= DATA TO USE =
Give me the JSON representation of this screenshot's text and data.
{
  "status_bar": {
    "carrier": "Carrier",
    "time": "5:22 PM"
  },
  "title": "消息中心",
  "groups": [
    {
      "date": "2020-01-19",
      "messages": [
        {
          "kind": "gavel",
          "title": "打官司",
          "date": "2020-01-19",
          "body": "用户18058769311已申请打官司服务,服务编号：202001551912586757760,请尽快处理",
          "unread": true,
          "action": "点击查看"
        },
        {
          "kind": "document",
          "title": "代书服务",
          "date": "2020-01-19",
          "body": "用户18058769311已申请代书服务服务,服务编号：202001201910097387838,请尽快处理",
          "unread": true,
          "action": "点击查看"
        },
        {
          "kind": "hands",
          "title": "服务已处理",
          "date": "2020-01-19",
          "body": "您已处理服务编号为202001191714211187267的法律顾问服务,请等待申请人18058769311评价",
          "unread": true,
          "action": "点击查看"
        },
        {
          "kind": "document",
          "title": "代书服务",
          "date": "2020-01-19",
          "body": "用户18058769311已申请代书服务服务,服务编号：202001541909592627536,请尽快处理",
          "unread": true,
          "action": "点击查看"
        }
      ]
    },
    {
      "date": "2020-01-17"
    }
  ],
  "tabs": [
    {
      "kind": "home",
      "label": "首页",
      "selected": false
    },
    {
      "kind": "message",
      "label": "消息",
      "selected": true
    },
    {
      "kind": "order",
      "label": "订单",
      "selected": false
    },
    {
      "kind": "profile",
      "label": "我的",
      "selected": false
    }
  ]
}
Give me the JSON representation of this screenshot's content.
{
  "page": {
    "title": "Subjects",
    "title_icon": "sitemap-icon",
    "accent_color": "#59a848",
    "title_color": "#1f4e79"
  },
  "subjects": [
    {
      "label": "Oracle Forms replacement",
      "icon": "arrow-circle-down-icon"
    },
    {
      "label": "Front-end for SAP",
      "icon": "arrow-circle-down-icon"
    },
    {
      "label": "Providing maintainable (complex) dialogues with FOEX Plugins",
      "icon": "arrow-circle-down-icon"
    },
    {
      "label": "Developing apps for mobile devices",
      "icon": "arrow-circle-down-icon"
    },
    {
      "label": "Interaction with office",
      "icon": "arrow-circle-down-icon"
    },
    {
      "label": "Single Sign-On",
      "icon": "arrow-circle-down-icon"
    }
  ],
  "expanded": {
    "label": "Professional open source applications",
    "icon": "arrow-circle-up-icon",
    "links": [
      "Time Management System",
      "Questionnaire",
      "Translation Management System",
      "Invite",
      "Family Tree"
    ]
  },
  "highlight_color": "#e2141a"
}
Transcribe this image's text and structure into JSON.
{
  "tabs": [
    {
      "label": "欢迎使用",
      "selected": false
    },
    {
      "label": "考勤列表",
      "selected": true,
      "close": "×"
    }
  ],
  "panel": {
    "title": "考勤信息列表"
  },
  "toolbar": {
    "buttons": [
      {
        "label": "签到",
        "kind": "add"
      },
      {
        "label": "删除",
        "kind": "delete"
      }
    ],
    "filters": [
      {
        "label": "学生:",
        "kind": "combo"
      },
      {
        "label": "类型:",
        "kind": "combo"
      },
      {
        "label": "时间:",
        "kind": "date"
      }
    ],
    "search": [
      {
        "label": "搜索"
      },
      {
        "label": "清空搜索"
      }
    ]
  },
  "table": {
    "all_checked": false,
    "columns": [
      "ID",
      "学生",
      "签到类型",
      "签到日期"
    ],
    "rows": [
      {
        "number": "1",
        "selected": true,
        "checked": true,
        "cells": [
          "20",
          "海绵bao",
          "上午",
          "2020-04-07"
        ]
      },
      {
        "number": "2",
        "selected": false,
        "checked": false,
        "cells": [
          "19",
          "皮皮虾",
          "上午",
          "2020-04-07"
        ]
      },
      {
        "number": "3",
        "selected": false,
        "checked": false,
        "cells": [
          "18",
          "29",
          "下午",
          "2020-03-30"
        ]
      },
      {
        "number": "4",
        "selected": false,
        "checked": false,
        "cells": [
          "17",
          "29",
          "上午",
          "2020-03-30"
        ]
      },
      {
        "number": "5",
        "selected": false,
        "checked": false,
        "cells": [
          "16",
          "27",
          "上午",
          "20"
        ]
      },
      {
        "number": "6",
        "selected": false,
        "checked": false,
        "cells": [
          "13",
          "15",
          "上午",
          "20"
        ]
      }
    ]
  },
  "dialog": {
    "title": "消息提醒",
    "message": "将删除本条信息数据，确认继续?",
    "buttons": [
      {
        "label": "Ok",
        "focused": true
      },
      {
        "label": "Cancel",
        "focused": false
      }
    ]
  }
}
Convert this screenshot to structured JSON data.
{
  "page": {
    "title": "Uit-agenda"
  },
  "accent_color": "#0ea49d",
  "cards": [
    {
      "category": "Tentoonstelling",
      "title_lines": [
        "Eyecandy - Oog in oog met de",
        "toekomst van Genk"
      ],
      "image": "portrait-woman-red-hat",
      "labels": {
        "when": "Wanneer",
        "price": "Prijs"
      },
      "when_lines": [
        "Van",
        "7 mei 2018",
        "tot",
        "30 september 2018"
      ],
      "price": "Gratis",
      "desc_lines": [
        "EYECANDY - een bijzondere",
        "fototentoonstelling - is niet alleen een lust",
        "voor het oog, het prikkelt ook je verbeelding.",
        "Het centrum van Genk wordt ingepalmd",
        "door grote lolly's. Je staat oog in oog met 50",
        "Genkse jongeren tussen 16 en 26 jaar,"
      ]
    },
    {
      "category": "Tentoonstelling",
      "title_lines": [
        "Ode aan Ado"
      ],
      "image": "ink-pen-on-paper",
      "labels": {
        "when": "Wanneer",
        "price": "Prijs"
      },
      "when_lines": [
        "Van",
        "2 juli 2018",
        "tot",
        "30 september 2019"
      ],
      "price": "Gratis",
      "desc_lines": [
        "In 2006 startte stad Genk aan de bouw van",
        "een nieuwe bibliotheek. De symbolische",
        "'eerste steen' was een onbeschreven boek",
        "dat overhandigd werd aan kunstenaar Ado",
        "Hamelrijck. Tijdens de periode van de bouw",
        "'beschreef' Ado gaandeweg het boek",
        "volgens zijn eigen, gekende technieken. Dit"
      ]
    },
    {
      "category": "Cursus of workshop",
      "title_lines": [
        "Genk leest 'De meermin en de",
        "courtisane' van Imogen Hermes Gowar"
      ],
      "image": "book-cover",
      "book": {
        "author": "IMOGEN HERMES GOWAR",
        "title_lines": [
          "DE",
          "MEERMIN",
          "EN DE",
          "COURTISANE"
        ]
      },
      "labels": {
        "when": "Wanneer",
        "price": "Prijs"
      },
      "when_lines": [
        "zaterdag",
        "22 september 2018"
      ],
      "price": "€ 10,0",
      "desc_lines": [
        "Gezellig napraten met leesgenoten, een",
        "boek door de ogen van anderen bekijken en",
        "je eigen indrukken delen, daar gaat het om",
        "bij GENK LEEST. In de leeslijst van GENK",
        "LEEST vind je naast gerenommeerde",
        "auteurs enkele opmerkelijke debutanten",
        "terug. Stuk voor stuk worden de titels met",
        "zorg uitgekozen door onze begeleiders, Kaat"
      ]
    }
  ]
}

= EXERCISE =
All of the entries must be quoted exactly; please include each one.

= TASK RESULT =
Give me the JSON representation of this screenshot's text and data.
{
  "status_bar": {
    "carrier": "Carrier",
    "time": "5:22 PM"
  },
  "title": "消息中心",
  "groups": [
    {
      "date": "2020-01-19",
      "messages": [
        {
          "kind": "gavel",
          "title": "打官司",
          "date": "2020-01-19",
          "body": "用户18058769311已申请打官司服务,服务编号：202001551912586757760,请尽快处理",
          "unread": true,
          "action": "点击查看"
        },
        {
          "kind": "document",
          "title": "代书服务",
          "date": "2020-01-19",
          "body": "用户18058769311已申请代书服务服务,服务编号：202001201910097387838,请尽快处理",
          "unread": true,
          "action": "点击查看"
        },
        {
          "kind": "hands",
          "title": "服务已处理",
          "date": "2020-01-19",
          "body": "您已处理服务编号为202001191714211187267的法律顾问服务,请等待申请人18058769311评价",
          "unread": true,
          "action": "点击查看"
        },
        {
          "kind": "document",
          "title": "代书服务",
          "date": "2020-01-19",
          "body": "用户18058769311已申请代书服务服务,服务编号：202001541909592627536,请尽快处理",
          "unread": true,
          "action": "点击查看"
        }
      ]
    },
    {
      "date": "2020-01-17"
    }
  ],
  "tabs": [
    {
      "kind": "home",
      "label": "首页",
      "selected": false
    },
    {
      "kind": "message",
      "label": "消息",
      "selected": true
    },
    {
      "kind": "order",
      "label": "订单",
      "selected": false
    },
    {
      "kind": "profile",
      "label": "我的",
      "selected": false
    }
  ]
}
Give me the JSON representation of this screenshot's content.
{
  "page": {
    "title": "Subjects",
    "title_icon": "sitemap-icon",
    "accent_color": "#59a848",
    "title_color": "#1f4e79"
  },
  "subjects": [
    {
      "label": "Oracle Forms replacement",
      "icon": "arrow-circle-down-icon"
    },
    {
      "label": "Front-end for SAP",
      "icon": "arrow-circle-down-icon"
    },
    {
      "label": "Providing maintainable (complex) dialogues with FOEX Plugins",
      "icon": "arrow-circle-down-icon"
    },
    {
      "label": "Developing apps for mobile devices",
      "icon": "arrow-circle-down-icon"
    },
    {
      "label": "Interaction with office",
      "icon": "arrow-circle-down-icon"
    },
    {
      "label": "Single Sign-On",
      "icon": "arrow-circle-down-icon"
    }
  ],
  "expanded": {
    "label": "Professional open source applications",
    "icon": "arrow-circle-up-icon",
    "links": [
      "Time Management System",
      "Questionnaire",
      "Translation Management System",
      "Invite",
      "Family Tree"
    ]
  },
  "highlight_color": "#e2141a"
}
Transcribe this image's text and structure into JSON.
{
  "tabs": [
    {
      "label": "欢迎使用",
      "selected": false
    },
    {
      "label": "考勤列表",
      "selected": true,
      "close": "×"
    }
  ],
  "panel": {
    "title": "考勤信息列表"
  },
  "toolbar": {
    "buttons": [
      {
        "label": "签到",
        "kind": "add"
      },
      {
        "label": "删除",
        "kind": "delete"
      }
    ],
    "filters": [
      {
        "label": "学生:",
        "kind": "combo"
      },
      {
        "label": "类型:",
        "kind": "combo"
      },
      {
        "label": "时间:",
        "kind": "date"
      }
    ],
    "search": [
      {
        "label": "搜索"
      },
      {
        "label": "清空搜索"
      }
    ]
  },
  "table": {
    "all_checked": false,
    "columns": [
      "ID",
      "学生",
      "签到类型",
      "签到日期"
    ],
    "rows": [
      {
        "number": "1",
        "selected": true,
        "checked": true,
        "cells": [
          "20",
          "海绵bao",
          "上午",
          "2020-04-07"
        ]
      },
      {
        "number": "2",
        "selected": false,
        "checked": false,
        "cells": [
          "19",
          "皮皮虾",
          "上午",
          "2020-04-07"
        ]
      },
      {
        "number": "3",
        "selected": false,
        "checked": false,
        "cells": [
          "18",
          "29",
          "下午",
          "2020-03-30"
        ]
      },
      {
        "number": "4",
        "selected": false,
        "checked": false,
        "cells": [
          "17",
          "29",
          "上午",
          "2020-03-30"
        ]
      },
      {
        "number": "5",
        "selected": false,
        "checked": false,
        "cells": [
          "16",
          "27",
          "上午",
          "20"
        ]
      },
      {
        "number": "6",
        "selected": false,
        "checked": false,
        "cells": [
          "13",
          "15",
          "上午",
          "20"
        ]
      }
    ]
  },
  "dialog": {
    "title": "消息提醒",
    "message": "将删除本条信息数据，确认继续?",
    "buttons": [
      {
        "label": "Ok",
        "focused": true
      },
      {
        "label": "Cancel",
        "focused": false
      }
    ]
  }
}
Convert this screenshot to structured JSON data.
{
  "page": {
    "title": "Uit-agenda"
  },
  "accent_color": "#0ea49d",
  "cards": [
    {
      "category": "Tentoonstelling",
      "title_lines": [
        "Eyecandy - Oog in oog met de",
        "toekomst van Genk"
      ],
      "image": "portrait-woman-red-hat",
      "labels": {
        "when": "Wanneer",
        "price": "Prijs"
      },
      "when_lines": [
        "Van",
        "7 mei 2018",
        "tot",
        "30 september 2018"
      ],
      "price": "Gratis",
      "desc_lines": [
        "EYECANDY - een bijzondere",
        "fototentoonstelling - is niet alleen een lust",
        "voor het oog, het prikkelt ook je verbeelding.",
        "Het centrum van Genk wordt ingepalmd",
        "door grote lolly's. Je staat oog in oog met 50",
        "Genkse jongeren tussen 16 en 26 jaar,"
      ]
    },
    {
      "category": "Tentoonstelling",
      "title_lines": [
        "Ode aan Ado"
      ],
      "image": "ink-pen-on-paper",
      "labels": {
        "when": "Wanneer",
        "price": "Prijs"
      },
      "when_lines": [
        "Van",
        "2 juli 2018",
        "tot",
        "30 september 2019"
      ],
      "price": "Gratis",
      "desc_lines": [
        "In 2006 startte stad Genk aan de bouw van",
        "een nieuwe bibliotheek. De symbolische",
        "'eerste steen' was een onbeschreven boek",
        "dat overhandigd werd aan kunstenaar Ado",
        "Hamelrijck. Tijdens de periode van de bouw",
        "'beschreef' Ado gaandeweg het boek",
        "volgens zijn eigen, gekende technieken. Dit"
      ]
    },
    {
      "category": "Cursus of workshop",
      "title_lines": [
        "Genk leest 'De meermin en de",
        "courtisane' van Imogen Hermes Gowar"
      ],
      "image": "book-cover",
      "book": {
        "author": "IMOGEN HERMES GOWAR",
        "title_lines": [
          "DE",
          "MEERMIN",
          "EN DE",
          "COURTISANE"
        ]
      },
      "labels": {
        "when": "Wanneer",
        "price": "Prijs"
      },
      "when_lines": [
        "zaterdag",
        "22 september 2018"
      ],
      "price": "€ 10,0",
      "desc_lines": [
        "Gezellig napraten met leesgenoten, een",
        "boek door de ogen van anderen bekijken en",
        "je eigen indrukken delen, daar gaat het om",
        "bij GENK LEEST. In de leeslijst van GENK",
        "LEEST vind je naast gerenommeerde",
        "auteurs enkele opmerkelijke debutanten",
        "terug. Stuk voor stuk worden de titels met",
        "zorg uitgekozen door onze begeleiders, Kaat"
      ]
    }
  ]
}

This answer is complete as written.